* _Entries from a visual dataset_:
* Start *

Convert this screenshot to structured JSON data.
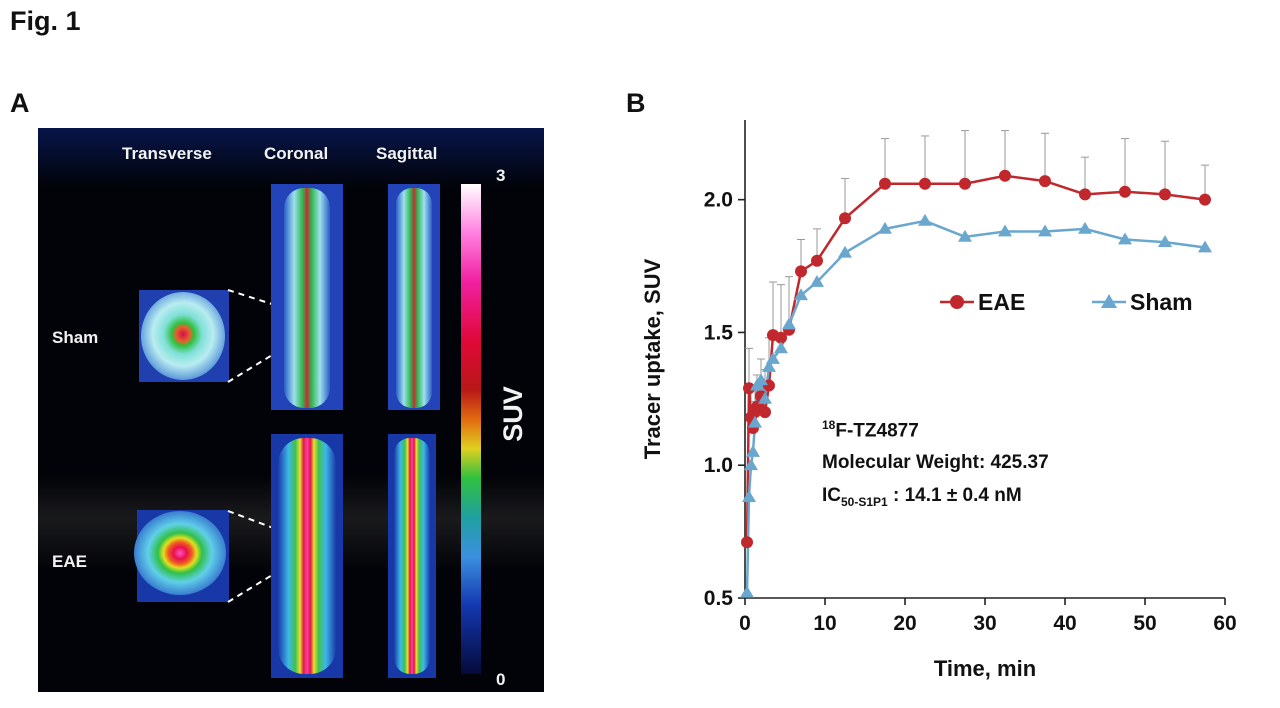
{
  "figure": {
    "title": "Fig. 1",
    "panel_a_label": "A",
    "panel_b_label": "B"
  },
  "panel_a": {
    "views": [
      "Transverse",
      "Coronal",
      "Sagittal"
    ],
    "rows": [
      "Sham",
      "EAE"
    ],
    "colorbar": {
      "title": "SUV",
      "max_label": "3",
      "min_label": "0"
    }
  },
  "annotation": {
    "isotope_sup": "18",
    "compound": "F-TZ4877",
    "molecular_weight": "Molecular Weight: 425.37",
    "ic50_prefix": "IC",
    "ic50_sub": "50-S1P1",
    "ic50_value": " : 14.1 ± 0.4 nM"
  },
  "chart_data": {
    "type": "line",
    "xlabel": "Time, min",
    "ylabel": "Tracer uptake, SUV",
    "xlim": [
      0,
      60
    ],
    "ylim": [
      0.5,
      2.3
    ],
    "xticks": [
      0,
      10,
      20,
      30,
      40,
      50,
      60
    ],
    "yticks": [
      0.5,
      1.0,
      1.5,
      2.0
    ],
    "ytick_labels": [
      "0.5",
      "1.0",
      "1.5",
      "2.0"
    ],
    "legend_position": "right-middle",
    "series": [
      {
        "name": "EAE",
        "color": "#c0282d",
        "marker": "circle",
        "x": [
          0.25,
          0.5,
          0.75,
          1.0,
          1.25,
          1.5,
          2.0,
          2.5,
          3.0,
          3.5,
          4.5,
          5.5,
          7.0,
          9.0,
          12.5,
          17.5,
          22.5,
          27.5,
          32.5,
          37.5,
          42.5,
          47.5,
          52.5,
          57.5
        ],
        "y": [
          0.71,
          1.29,
          1.18,
          1.14,
          1.2,
          1.22,
          1.26,
          1.2,
          1.3,
          1.49,
          1.48,
          1.51,
          1.73,
          1.77,
          1.93,
          2.06,
          2.06,
          2.06,
          2.09,
          2.07,
          2.02,
          2.03,
          2.02,
          2.0
        ],
        "error": [
          0.0,
          0.15,
          0.12,
          0.1,
          0.1,
          0.12,
          0.14,
          0.16,
          0.18,
          0.2,
          0.2,
          0.2,
          0.12,
          0.12,
          0.15,
          0.17,
          0.18,
          0.2,
          0.17,
          0.18,
          0.14,
          0.2,
          0.2,
          0.13
        ]
      },
      {
        "name": "Sham",
        "color": "#6aa7cf",
        "marker": "triangle",
        "x": [
          0.25,
          0.5,
          0.75,
          1.0,
          1.25,
          1.5,
          2.0,
          2.5,
          3.0,
          3.5,
          4.5,
          5.5,
          7.0,
          9.0,
          12.5,
          17.5,
          22.5,
          27.5,
          32.5,
          37.5,
          42.5,
          47.5,
          52.5,
          57.5
        ],
        "y": [
          0.52,
          0.88,
          1.0,
          1.05,
          1.16,
          1.3,
          1.32,
          1.25,
          1.37,
          1.4,
          1.44,
          1.53,
          1.64,
          1.69,
          1.8,
          1.89,
          1.92,
          1.86,
          1.88,
          1.88,
          1.89,
          1.85,
          1.84,
          1.82
        ]
      }
    ]
  }
}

* End *

* _GIVEN PROBLEM_: All of the lines above should be printed exactly, minus the pictures.

* _SOLUTION FOR THIS EXERCISE_:
Convert this screenshot to structured JSON data.
{
  "figure": {
    "title": "Fig. 1",
    "panel_a_label": "A",
    "panel_b_label": "B"
  },
  "panel_a": {
    "views": [
      "Transverse",
      "Coronal",
      "Sagittal"
    ],
    "rows": [
      "Sham",
      "EAE"
    ],
    "colorbar": {
      "title": "SUV",
      "max_label": "3",
      "min_label": "0"
    }
  },
  "annotation": {
    "isotope_sup": "18",
    "compound": "F-TZ4877",
    "molecular_weight": "Molecular Weight: 425.37",
    "ic50_prefix": "IC",
    "ic50_sub": "50-S1P1",
    "ic50_value": " : 14.1 ± 0.4 nM"
  },
  "chart_data": {
    "type": "line",
    "xlabel": "Time, min",
    "ylabel": "Tracer uptake, SUV",
    "xlim": [
      0,
      60
    ],
    "ylim": [
      0.5,
      2.3
    ],
    "xticks": [
      0,
      10,
      20,
      30,
      40,
      50,
      60
    ],
    "yticks": [
      0.5,
      1.0,
      1.5,
      2.0
    ],
    "ytick_labels": [
      "0.5",
      "1.0",
      "1.5",
      "2.0"
    ],
    "legend_position": "right-middle",
    "series": [
      {
        "name": "EAE",
        "color": "#c0282d",
        "marker": "circle",
        "x": [
          0.25,
          0.5,
          0.75,
          1.0,
          1.25,
          1.5,
          2.0,
          2.5,
          3.0,
          3.5,
          4.5,
          5.5,
          7.0,
          9.0,
          12.5,
          17.5,
          22.5,
          27.5,
          32.5,
          37.5,
          42.5,
          47.5,
          52.5,
          57.5
        ],
        "y": [
          0.71,
          1.29,
          1.18,
          1.14,
          1.2,
          1.22,
          1.26,
          1.2,
          1.3,
          1.49,
          1.48,
          1.51,
          1.73,
          1.77,
          1.93,
          2.06,
          2.06,
          2.06,
          2.09,
          2.07,
          2.02,
          2.03,
          2.02,
          2.0
        ],
        "error": [
          0.0,
          0.15,
          0.12,
          0.1,
          0.1,
          0.12,
          0.14,
          0.16,
          0.18,
          0.2,
          0.2,
          0.2,
          0.12,
          0.12,
          0.15,
          0.17,
          0.18,
          0.2,
          0.17,
          0.18,
          0.14,
          0.2,
          0.2,
          0.13
        ]
      },
      {
        "name": "Sham",
        "color": "#6aa7cf",
        "marker": "triangle",
        "x": [
          0.25,
          0.5,
          0.75,
          1.0,
          1.25,
          1.5,
          2.0,
          2.5,
          3.0,
          3.5,
          4.5,
          5.5,
          7.0,
          9.0,
          12.5,
          17.5,
          22.5,
          27.5,
          32.5,
          37.5,
          42.5,
          47.5,
          52.5,
          57.5
        ],
        "y": [
          0.52,
          0.88,
          1.0,
          1.05,
          1.16,
          1.3,
          1.32,
          1.25,
          1.37,
          1.4,
          1.44,
          1.53,
          1.64,
          1.69,
          1.8,
          1.89,
          1.92,
          1.86,
          1.88,
          1.88,
          1.89,
          1.85,
          1.84,
          1.82
        ]
      }
    ]
  }
}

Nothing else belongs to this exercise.